=== WHAT IS NEEDED ===
The records are to be restated in their entirety, word for word.

——

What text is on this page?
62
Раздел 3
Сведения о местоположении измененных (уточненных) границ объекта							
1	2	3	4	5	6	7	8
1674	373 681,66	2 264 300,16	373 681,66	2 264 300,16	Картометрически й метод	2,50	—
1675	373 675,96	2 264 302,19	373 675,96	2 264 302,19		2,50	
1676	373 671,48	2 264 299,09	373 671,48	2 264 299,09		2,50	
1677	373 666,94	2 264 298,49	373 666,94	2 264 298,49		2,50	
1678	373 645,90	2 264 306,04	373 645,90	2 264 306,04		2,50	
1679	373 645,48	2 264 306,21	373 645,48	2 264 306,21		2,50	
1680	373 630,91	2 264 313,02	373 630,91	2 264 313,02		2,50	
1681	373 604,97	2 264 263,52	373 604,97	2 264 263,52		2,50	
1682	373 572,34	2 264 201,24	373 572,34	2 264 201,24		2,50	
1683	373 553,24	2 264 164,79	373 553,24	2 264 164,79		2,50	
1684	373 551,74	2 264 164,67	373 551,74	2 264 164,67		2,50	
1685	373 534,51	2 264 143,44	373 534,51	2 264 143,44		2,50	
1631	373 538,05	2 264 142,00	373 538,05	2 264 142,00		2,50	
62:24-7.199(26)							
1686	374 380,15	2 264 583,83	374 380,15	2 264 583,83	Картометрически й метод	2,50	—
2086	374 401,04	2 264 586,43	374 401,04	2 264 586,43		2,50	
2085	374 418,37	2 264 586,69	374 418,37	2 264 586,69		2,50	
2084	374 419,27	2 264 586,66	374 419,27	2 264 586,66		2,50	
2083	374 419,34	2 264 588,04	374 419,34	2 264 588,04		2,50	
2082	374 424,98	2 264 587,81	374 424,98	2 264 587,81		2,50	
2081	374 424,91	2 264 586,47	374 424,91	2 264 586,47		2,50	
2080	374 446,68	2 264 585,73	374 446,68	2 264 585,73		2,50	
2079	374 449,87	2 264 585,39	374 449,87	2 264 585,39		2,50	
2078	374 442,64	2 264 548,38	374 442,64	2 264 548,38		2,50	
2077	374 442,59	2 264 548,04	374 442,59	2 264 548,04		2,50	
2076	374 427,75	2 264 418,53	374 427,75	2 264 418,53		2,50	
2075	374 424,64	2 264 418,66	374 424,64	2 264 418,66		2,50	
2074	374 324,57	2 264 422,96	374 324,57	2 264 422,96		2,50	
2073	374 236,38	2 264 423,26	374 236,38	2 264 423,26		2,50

——

=== WORKED ANSWER ===
What text is on this page?
62
Раздел 3
Сведения о местоположении измененных (уточненных) границ объекта							
1	2	3	4	5	6	7	8
1674	373 681,66	2 264 300,16	373 681,66	2 264 300,16	Картометрически й метод	2,50	—
1675	373 675,96	2 264 302,19	373 675,96	2 264 302,19		2,50	
1676	373 671,48	2 264 299,09	373 671,48	2 264 299,09		2,50	
1677	373 666,94	2 264 298,49	373 666,94	2 264 298,49		2,50	
1678	373 645,90	2 264 306,04	373 645,90	2 264 306,04		2,50	
1679	373 645,48	2 264 306,21	373 645,48	2 264 306,21		2,50	
1680	373 630,91	2 264 313,02	373 630,91	2 264 313,02		2,50	
1681	373 604,97	2 264 263,52	373 604,97	2 264 263,52		2,50	
1682	373 572,34	2 264 201,24	373 572,34	2 264 201,24		2,50	
1683	373 553,24	2 264 164,79	373 553,24	2 264 164,79		2,50	
1684	373 551,74	2 264 164,67	373 551,74	2 264 164,67		2,50	
1685	373 534,51	2 264 143,44	373 534,51	2 264 143,44		2,50	
1631	373 538,05	2 264 142,00	373 538,05	2 264 142,00		2,50	
62:24-7.199(26)							
1686	374 380,15	2 264 583,83	374 380,15	2 264 583,83	Картометрически й метод	2,50	—
2086	374 401,04	2 264 586,43	374 401,04	2 264 586,43		2,50	
2085	374 418,37	2 264 586,69	374 418,37	2 264 586,69		2,50	
2084	374 419,27	2 264 586,66	374 419,27	2 264 586,66		2,50	
2083	374 419,34	2 264 588,04	374 419,34	2 264 588,04		2,50	
2082	374 424,98	2 264 587,81	374 424,98	2 264 587,81		2,50	
2081	374 424,91	2 264 586,47	374 424,91	2 264 586,47		2,50	
2080	374 446,68	2 264 585,73	374 446,68	2 264 585,73		2,50	
2079	374 449,87	2 264 585,39	374 449,87	2 264 585,39		2,50	
2078	374 442,64	2 264 548,38	374 442,64	2 264 548,38		2,50	
2077	374 442,59	2 264 548,04	374 442,59	2 264 548,04		2,50	
2076	374 427,75	2 264 418,53	374 427,75	2 264 418,53		2,50	
2075	374 424,64	2 264 418,66	374 424,64	2 264 418,66		2,50	
2074	374 324,57	2 264 422,96	374 324,57	2 264 422,96		2,50	
2073	374 236,38	2 264 423,26	374 236,38	2 264 423,26		2,50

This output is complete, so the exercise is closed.